● **WHAT IS ASKED**
Pick out each line of the records that includes the string "JSON", and copy it.

● **ITEMS**
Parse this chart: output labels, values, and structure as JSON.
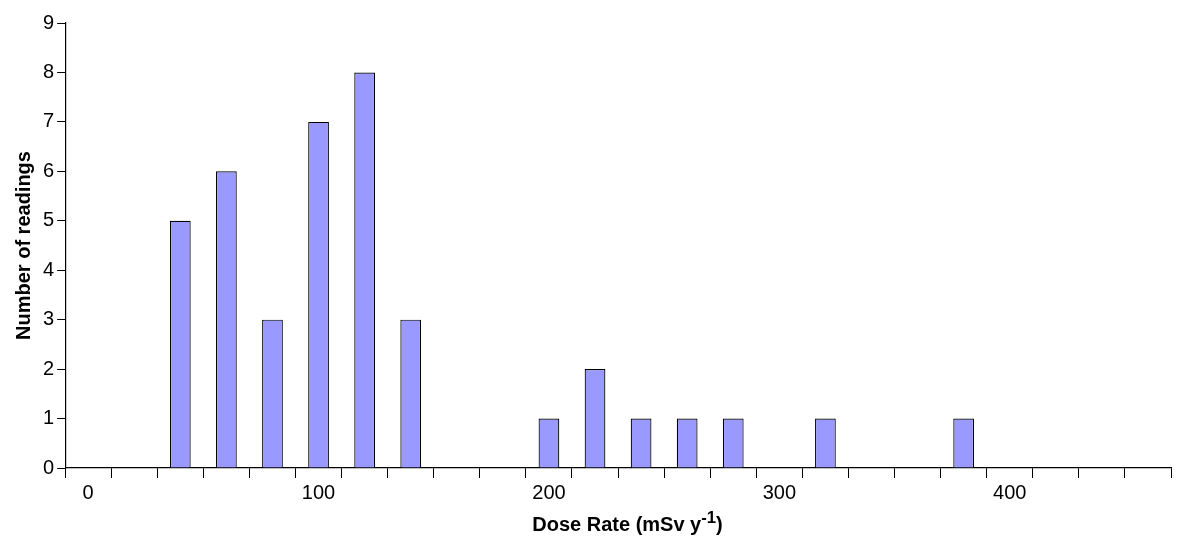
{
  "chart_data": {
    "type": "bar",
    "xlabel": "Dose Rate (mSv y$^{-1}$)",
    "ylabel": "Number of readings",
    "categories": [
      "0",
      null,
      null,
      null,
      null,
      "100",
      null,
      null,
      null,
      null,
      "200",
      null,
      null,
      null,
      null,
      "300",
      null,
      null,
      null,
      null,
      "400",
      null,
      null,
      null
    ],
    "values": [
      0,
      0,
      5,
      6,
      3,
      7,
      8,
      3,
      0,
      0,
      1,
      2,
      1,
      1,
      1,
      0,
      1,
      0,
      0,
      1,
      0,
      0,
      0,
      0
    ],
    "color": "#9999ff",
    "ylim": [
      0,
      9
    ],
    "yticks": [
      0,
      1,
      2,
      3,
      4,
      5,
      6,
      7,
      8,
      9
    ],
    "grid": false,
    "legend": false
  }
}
* * *
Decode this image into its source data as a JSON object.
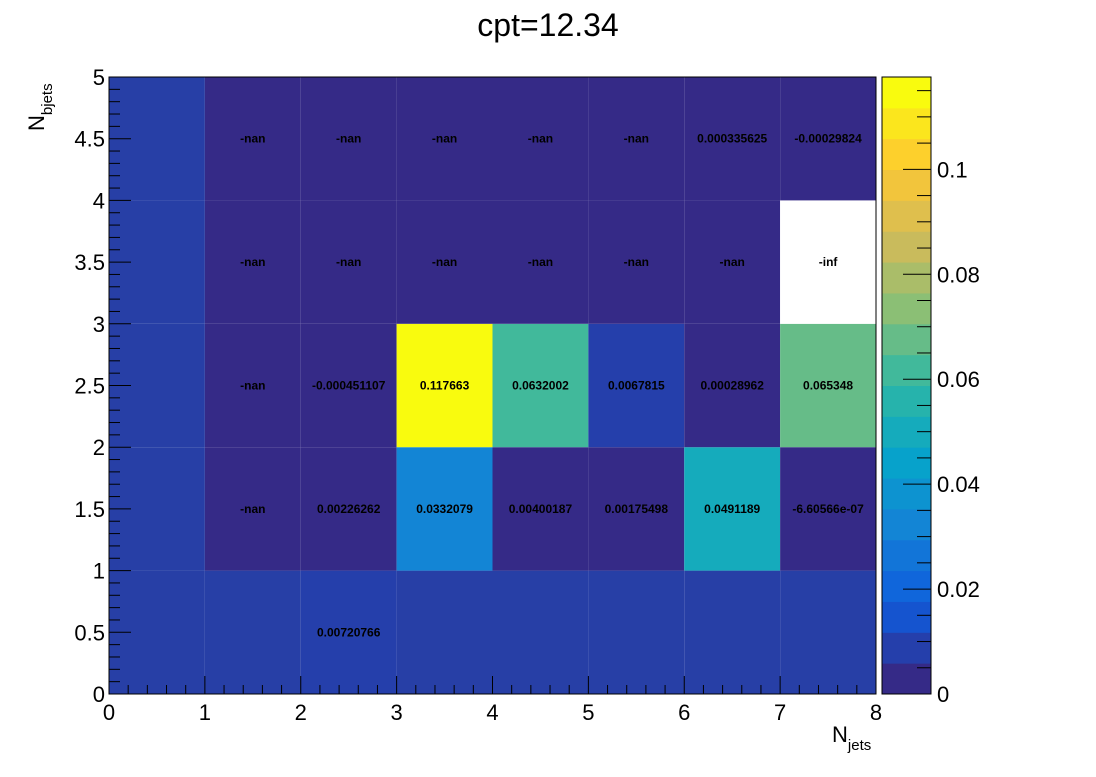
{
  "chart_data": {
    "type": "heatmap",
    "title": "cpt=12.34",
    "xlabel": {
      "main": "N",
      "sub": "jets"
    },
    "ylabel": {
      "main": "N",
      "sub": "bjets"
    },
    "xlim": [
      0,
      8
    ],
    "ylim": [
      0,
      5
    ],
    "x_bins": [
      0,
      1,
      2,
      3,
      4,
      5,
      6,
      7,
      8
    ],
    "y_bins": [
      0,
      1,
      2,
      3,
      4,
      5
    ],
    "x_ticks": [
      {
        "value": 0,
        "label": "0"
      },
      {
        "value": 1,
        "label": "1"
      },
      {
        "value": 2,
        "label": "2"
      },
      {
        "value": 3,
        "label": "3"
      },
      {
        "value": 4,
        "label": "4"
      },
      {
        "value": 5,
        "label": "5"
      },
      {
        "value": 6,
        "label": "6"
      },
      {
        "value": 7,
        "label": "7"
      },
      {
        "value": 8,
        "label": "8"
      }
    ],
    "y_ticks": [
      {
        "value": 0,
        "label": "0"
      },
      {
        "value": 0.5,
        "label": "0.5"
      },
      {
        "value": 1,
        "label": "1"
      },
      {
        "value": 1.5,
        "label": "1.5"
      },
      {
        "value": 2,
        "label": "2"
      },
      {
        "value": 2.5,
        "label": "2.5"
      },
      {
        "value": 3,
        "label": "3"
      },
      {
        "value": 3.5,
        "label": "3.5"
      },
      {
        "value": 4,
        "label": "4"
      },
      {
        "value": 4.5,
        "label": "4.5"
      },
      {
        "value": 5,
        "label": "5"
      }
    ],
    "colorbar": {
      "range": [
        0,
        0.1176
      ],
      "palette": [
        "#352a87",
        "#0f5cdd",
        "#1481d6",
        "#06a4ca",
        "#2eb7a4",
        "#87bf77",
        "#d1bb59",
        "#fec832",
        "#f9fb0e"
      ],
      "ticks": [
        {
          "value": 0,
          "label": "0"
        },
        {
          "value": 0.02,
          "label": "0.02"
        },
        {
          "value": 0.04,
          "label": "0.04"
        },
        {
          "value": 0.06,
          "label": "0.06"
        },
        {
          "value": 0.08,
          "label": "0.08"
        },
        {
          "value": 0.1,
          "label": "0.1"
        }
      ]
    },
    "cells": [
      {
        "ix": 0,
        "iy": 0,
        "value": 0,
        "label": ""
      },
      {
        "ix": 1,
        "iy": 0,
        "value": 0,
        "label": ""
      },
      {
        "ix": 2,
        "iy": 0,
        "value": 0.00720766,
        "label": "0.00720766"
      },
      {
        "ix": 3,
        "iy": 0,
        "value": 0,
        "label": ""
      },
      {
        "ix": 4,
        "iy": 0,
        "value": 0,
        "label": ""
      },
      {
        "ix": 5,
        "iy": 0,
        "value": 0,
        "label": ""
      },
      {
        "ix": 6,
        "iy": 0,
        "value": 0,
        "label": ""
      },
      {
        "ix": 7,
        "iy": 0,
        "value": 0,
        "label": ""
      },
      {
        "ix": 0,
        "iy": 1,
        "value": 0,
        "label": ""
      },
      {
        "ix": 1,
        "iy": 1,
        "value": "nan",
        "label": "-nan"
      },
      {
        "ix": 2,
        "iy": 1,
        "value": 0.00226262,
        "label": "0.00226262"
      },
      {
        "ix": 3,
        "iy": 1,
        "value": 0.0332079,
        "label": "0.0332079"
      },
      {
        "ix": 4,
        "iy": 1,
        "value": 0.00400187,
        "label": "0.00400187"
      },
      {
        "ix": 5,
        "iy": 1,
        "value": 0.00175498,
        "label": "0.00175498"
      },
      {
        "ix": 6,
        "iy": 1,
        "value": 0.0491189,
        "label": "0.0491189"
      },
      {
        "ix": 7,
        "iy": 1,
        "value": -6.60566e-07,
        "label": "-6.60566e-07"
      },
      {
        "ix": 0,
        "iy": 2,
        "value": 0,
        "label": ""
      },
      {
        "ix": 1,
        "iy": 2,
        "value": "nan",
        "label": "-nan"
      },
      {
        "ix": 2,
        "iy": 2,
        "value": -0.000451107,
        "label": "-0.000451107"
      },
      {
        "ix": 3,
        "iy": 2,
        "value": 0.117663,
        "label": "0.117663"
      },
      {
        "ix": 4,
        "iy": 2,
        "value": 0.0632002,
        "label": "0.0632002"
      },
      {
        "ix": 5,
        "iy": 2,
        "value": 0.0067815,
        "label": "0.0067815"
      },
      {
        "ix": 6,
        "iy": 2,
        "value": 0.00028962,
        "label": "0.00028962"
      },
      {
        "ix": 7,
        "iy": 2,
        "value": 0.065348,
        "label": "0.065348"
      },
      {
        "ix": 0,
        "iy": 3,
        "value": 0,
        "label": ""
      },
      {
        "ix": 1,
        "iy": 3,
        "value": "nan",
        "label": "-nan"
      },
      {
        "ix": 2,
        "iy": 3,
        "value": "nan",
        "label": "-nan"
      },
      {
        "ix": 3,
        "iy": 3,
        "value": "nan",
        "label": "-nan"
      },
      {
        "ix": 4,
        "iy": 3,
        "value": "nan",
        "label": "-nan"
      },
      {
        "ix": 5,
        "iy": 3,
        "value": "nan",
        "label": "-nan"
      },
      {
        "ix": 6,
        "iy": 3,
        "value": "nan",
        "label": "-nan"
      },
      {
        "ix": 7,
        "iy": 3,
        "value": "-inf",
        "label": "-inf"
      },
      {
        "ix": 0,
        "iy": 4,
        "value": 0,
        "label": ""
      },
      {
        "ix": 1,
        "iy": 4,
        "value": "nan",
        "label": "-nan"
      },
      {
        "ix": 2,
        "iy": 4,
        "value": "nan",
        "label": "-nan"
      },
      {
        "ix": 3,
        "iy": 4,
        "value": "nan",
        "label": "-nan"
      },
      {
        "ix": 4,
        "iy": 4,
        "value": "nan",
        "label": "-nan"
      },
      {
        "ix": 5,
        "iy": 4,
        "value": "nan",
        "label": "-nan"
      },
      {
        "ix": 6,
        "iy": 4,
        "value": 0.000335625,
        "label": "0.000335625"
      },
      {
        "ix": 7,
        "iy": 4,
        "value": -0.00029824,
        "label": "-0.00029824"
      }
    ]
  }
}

● **SOLUTION**
Parse this chart: output labels, values, and structure as JSON.
Decode this image into its source data as a JSON object.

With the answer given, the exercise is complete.